#### Available data ####
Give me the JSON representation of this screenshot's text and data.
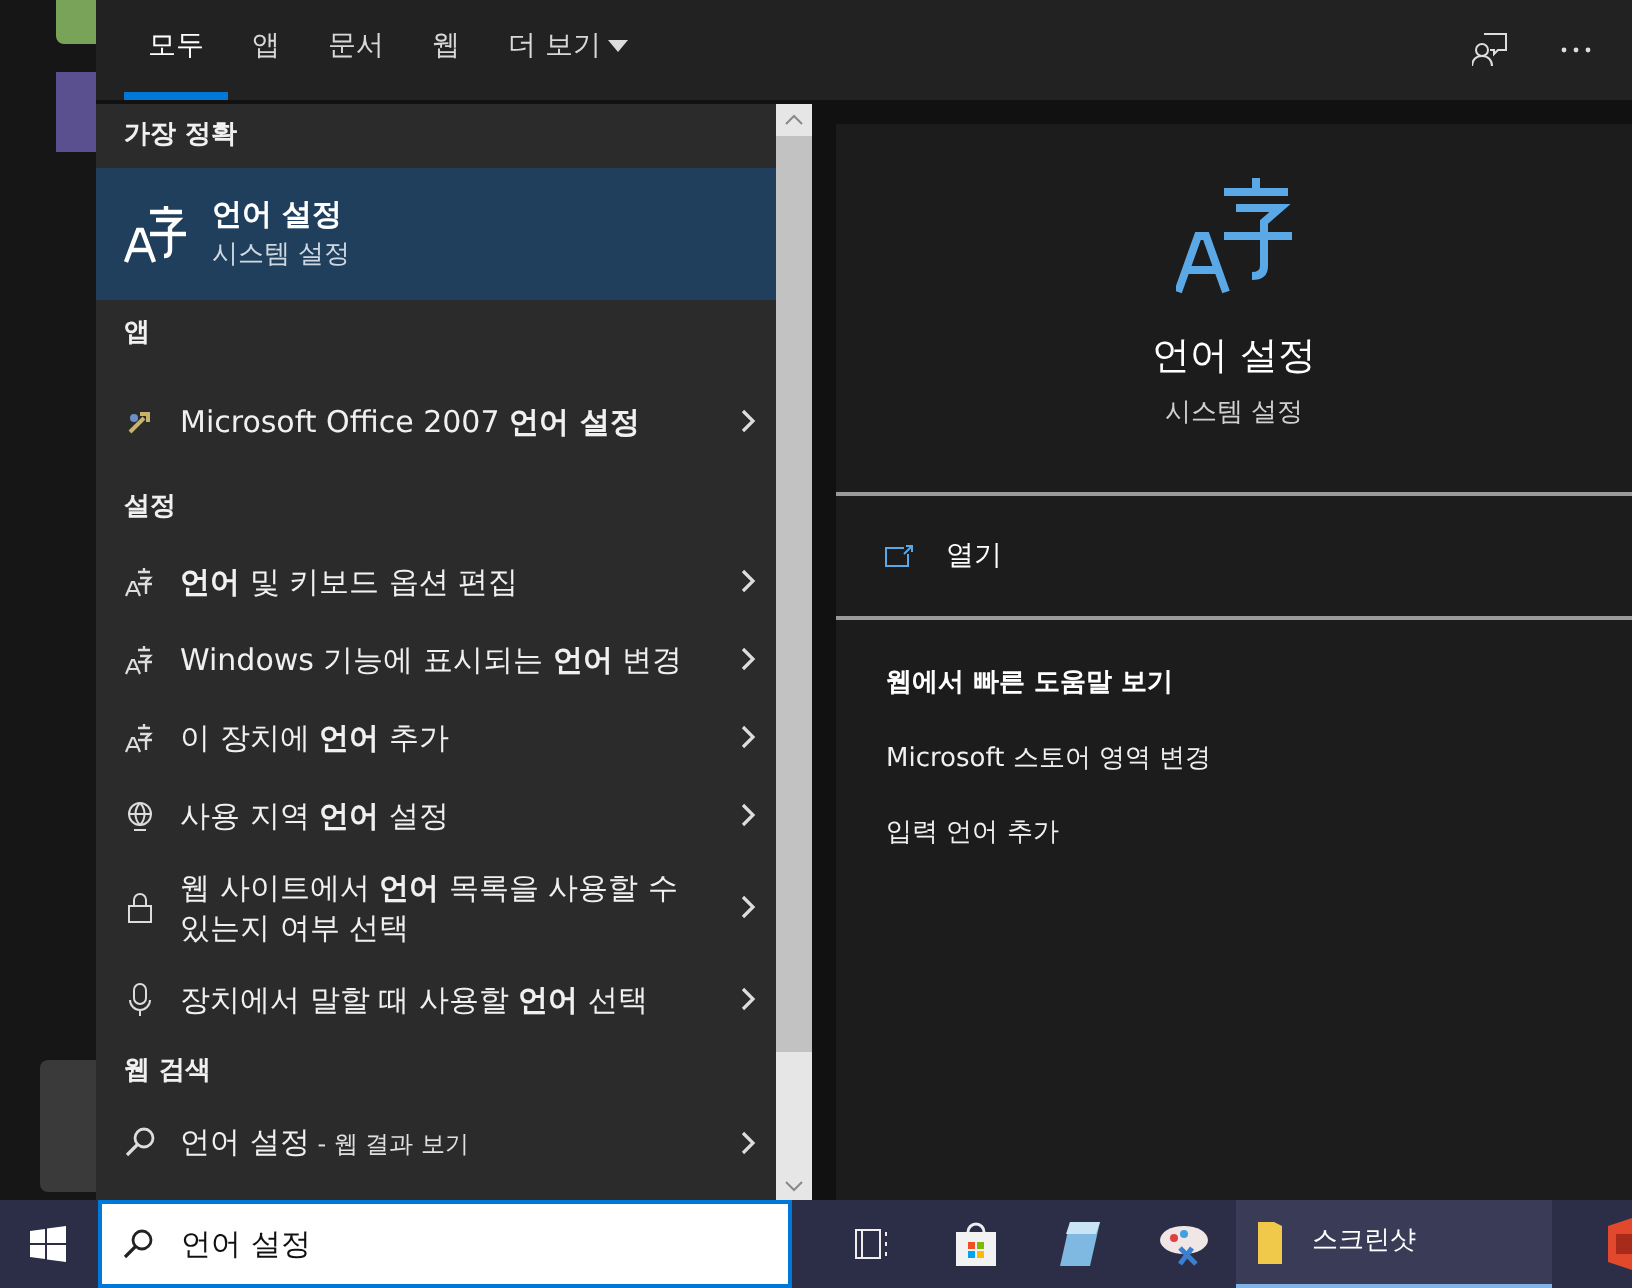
{
  "tabs": [
    {
      "label": "모두",
      "selected": true
    },
    {
      "label": "앱",
      "selected": false
    },
    {
      "label": "문서",
      "selected": false
    },
    {
      "label": "웹",
      "selected": false
    },
    {
      "label": "더 보기",
      "selected": false,
      "kind": "dropdown"
    }
  ],
  "results": [
    {
      "heading": "가장 정확",
      "items": [
        {
          "kind": "best",
          "title": "언어 설정",
          "subtitle": "시스템 설정",
          "selected": true
        }
      ]
    },
    {
      "heading": "앱",
      "items": [
        {
          "kind": "app",
          "title": "Microsoft Office 2007 **언어 설정**",
          "selected": false
        }
      ]
    },
    {
      "heading": "설정",
      "items": [
        {
          "kind": "language",
          "title": "**언어** 및 키보드 옵션 편집",
          "selected": false
        },
        {
          "kind": "language",
          "title": "Windows 기능에 표시되는 **언어** 변경",
          "selected": false
        },
        {
          "kind": "language",
          "title": "이 장치에 **언어** 추가",
          "selected": false
        },
        {
          "kind": "globe",
          "title": "사용 지역 **언어** 설정",
          "selected": false
        },
        {
          "kind": "lock",
          "title": "웹 사이트에서 **언어** 목록을 사용할 수 있는지 여부 선택",
          "selected": false
        },
        {
          "kind": "mic",
          "title": "장치에서 말할 때 사용할 **언어** 선택",
          "selected": false
        }
      ]
    },
    {
      "heading": "웹 검색",
      "items": [
        {
          "kind": "web",
          "title": "언어 설정",
          "suffix": "- 웹 결과 보기",
          "selected": false
        }
      ]
    }
  ],
  "preview": {
    "title": "언어 설정",
    "subtitle": "시스템 설정",
    "action": "열기",
    "help_heading": "웹에서 빠른 도움말 보기",
    "help_links": [
      "Microsoft 스토어 영역 변경",
      "입력 언어 추가"
    ]
  },
  "search": {
    "value": "언어 설정"
  },
  "taskbar": {
    "items": [
      {
        "kind": "taskview"
      },
      {
        "kind": "store"
      },
      {
        "kind": "notepad"
      },
      {
        "kind": "paint"
      },
      {
        "kind": "folder",
        "label": "스크린샷",
        "selected": true
      },
      {
        "kind": "office"
      }
    ]
  }
}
####
In the records above, tally the lines where the word "Microsoft" appears, and give the number and nothing else.

2